* [Aim of the task]: Please copy the data from the line with "Give bounding boxes" to the line with "account-balance: $1 [141, 368, 232, 391]", swapping "account-link" for "nav-link" and keeping everything else the same.

★ ★ ★ ★ ★ ★ ★

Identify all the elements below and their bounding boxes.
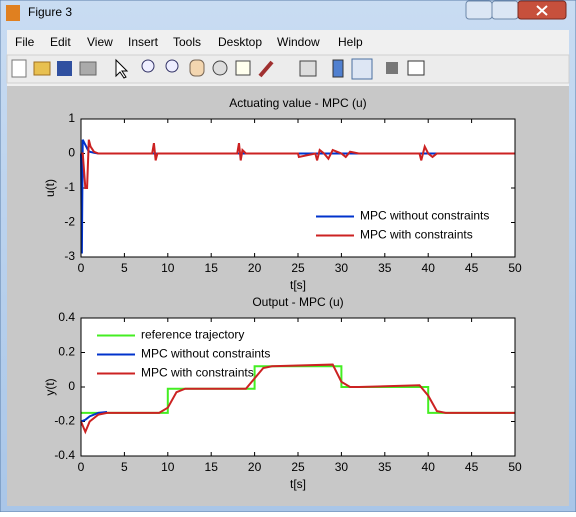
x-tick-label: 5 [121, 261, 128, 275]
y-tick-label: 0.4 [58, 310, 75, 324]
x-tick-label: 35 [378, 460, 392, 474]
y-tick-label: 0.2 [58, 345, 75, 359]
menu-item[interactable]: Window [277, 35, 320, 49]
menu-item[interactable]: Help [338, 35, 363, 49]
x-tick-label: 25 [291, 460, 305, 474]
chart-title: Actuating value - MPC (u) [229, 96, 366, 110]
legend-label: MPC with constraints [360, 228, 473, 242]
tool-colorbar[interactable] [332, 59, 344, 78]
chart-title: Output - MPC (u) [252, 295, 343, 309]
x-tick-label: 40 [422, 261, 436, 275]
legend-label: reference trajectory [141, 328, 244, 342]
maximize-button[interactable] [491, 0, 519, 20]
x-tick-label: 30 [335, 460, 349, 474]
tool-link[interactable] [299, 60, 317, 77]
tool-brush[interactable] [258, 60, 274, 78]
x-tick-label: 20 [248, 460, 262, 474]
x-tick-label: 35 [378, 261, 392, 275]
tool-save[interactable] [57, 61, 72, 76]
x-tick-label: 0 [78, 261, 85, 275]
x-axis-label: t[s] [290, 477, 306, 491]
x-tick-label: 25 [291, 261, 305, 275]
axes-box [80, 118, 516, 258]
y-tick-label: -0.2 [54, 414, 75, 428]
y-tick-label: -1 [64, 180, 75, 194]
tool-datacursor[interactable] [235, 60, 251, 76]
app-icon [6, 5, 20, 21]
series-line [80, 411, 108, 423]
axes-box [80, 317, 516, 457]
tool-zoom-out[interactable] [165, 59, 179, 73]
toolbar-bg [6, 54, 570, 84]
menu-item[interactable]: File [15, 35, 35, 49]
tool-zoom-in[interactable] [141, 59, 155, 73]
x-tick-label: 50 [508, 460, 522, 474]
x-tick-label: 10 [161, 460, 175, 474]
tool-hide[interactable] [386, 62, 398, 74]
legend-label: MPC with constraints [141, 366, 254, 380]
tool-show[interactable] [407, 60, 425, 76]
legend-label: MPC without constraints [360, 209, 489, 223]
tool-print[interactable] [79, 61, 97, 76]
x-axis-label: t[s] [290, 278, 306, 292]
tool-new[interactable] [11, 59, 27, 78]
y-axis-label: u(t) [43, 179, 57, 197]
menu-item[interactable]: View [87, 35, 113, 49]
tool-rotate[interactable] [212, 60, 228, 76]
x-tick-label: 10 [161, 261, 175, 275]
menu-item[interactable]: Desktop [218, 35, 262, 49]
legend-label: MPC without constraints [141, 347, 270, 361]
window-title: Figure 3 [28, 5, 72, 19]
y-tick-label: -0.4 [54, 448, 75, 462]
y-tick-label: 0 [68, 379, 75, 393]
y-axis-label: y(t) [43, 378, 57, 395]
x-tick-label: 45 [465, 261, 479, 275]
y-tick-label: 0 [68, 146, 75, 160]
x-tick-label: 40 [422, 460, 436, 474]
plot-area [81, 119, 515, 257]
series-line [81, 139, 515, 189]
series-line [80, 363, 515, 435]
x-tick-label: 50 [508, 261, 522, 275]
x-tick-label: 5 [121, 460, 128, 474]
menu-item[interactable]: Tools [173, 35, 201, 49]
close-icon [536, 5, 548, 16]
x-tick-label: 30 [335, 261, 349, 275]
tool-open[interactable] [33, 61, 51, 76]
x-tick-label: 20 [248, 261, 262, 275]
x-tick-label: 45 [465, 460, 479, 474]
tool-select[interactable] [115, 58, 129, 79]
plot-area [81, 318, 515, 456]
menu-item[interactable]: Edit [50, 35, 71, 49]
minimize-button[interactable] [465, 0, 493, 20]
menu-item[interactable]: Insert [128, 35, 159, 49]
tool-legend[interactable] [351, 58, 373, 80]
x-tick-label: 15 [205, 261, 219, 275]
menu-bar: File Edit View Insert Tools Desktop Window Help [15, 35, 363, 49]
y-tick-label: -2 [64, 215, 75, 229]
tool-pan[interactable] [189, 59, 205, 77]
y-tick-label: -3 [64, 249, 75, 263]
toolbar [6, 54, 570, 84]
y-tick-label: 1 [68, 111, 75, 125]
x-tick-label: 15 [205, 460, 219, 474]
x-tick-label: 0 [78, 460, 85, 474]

★ ★ ★ ★ ★ ★ ★

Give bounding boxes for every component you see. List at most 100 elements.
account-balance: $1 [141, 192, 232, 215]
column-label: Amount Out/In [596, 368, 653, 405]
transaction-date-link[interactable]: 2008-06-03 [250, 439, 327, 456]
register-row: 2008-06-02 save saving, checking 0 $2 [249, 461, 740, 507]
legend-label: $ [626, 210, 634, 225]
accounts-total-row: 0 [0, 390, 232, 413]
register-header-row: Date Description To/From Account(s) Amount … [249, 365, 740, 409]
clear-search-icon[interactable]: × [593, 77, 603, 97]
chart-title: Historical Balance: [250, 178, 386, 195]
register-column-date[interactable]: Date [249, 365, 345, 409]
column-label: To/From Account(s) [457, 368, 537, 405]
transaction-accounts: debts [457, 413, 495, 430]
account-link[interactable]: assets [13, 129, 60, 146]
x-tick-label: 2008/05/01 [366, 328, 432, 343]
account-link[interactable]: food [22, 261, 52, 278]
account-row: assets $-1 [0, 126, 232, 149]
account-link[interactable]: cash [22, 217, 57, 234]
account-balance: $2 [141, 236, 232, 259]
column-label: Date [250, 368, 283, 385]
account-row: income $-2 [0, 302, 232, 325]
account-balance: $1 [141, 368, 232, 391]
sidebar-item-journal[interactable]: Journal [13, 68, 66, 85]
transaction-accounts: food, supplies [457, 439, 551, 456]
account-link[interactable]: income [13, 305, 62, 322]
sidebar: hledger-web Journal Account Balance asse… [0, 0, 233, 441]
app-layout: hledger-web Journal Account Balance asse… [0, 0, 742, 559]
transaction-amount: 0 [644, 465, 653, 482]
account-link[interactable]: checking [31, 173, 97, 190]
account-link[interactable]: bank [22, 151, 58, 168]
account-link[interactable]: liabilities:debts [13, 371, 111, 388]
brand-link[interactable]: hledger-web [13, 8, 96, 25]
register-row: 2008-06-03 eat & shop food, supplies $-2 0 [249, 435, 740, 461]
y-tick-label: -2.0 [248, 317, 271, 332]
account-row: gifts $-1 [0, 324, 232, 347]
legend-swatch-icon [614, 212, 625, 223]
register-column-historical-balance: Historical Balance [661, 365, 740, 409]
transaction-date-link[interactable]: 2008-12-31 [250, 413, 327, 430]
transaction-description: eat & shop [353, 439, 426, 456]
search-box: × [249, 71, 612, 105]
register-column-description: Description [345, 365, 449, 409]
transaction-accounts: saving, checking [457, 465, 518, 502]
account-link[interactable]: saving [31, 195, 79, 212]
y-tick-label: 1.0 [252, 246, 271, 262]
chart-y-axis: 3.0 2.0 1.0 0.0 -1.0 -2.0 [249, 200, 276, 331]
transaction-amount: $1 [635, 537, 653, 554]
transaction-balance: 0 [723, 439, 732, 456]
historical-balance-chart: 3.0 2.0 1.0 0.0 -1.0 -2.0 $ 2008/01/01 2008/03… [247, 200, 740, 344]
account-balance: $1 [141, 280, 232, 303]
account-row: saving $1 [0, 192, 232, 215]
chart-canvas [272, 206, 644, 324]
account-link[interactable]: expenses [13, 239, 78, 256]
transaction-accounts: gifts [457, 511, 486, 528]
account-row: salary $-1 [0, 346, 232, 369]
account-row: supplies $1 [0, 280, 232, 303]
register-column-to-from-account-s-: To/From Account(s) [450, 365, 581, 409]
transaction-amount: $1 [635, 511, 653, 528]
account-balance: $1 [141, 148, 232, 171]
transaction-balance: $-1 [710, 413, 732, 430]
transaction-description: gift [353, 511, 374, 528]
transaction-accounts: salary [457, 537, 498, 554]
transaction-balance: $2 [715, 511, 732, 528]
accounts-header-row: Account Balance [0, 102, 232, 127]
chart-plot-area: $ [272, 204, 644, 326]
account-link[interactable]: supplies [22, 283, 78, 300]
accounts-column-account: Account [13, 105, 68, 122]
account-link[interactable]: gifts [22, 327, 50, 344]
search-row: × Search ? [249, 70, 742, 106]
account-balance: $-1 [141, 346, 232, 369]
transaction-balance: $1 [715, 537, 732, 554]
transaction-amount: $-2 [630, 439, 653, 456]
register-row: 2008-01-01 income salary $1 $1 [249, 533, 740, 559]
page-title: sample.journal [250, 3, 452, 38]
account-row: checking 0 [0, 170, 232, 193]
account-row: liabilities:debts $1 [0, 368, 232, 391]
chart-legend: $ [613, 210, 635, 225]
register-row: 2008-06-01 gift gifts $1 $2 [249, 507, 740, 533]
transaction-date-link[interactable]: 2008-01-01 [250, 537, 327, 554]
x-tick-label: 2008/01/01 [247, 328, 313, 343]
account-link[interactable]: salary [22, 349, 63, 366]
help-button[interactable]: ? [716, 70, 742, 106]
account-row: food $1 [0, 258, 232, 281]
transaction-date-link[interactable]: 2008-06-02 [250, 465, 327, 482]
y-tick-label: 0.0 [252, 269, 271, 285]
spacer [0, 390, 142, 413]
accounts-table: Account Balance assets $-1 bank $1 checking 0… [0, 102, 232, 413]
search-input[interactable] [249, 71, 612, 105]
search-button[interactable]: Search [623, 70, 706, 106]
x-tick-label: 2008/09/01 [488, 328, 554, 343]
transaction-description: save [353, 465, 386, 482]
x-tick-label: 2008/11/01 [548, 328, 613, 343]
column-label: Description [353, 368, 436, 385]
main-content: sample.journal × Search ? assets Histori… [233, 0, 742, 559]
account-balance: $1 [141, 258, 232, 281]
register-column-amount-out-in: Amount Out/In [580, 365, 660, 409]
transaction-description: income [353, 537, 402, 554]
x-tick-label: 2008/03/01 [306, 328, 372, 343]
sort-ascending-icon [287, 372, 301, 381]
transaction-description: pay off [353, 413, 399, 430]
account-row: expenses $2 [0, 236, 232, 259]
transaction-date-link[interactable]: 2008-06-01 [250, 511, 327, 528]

★ ★ ★ ★ ★ ★ ★

* [The output]:
Give bounding boxes for every component you see. List at most 100 elements.
account-balance: $1 [141, 192, 232, 215]
column-label: Amount Out/In [596, 368, 653, 405]
transaction-date-link[interactable]: 2008-06-03 [250, 439, 327, 456]
register-row: 2008-06-02 save saving, checking 0 $2 [249, 461, 740, 507]
legend-label: $ [626, 210, 634, 225]
accounts-total-row: 0 [0, 390, 232, 413]
register-header-row: Date Description To/From Account(s) Amount … [249, 365, 740, 409]
clear-search-icon[interactable]: × [593, 77, 603, 97]
chart-title: Historical Balance: [250, 178, 386, 195]
register-column-date[interactable]: Date [249, 365, 345, 409]
column-label: To/From Account(s) [457, 368, 537, 405]
transaction-accounts: debts [457, 413, 495, 430]
nav-link[interactable]: assets [13, 129, 60, 146]
x-tick-label: 2008/05/01 [366, 328, 432, 343]
nav-link[interactable]: food [22, 261, 52, 278]
account-row: assets $-1 [0, 126, 232, 149]
nav-link[interactable]: cash [22, 217, 57, 234]
account-balance: $2 [141, 236, 232, 259]
column-label: Date [250, 368, 283, 385]
account-row: income $-2 [0, 302, 232, 325]
account-balance: $1 [141, 368, 232, 391]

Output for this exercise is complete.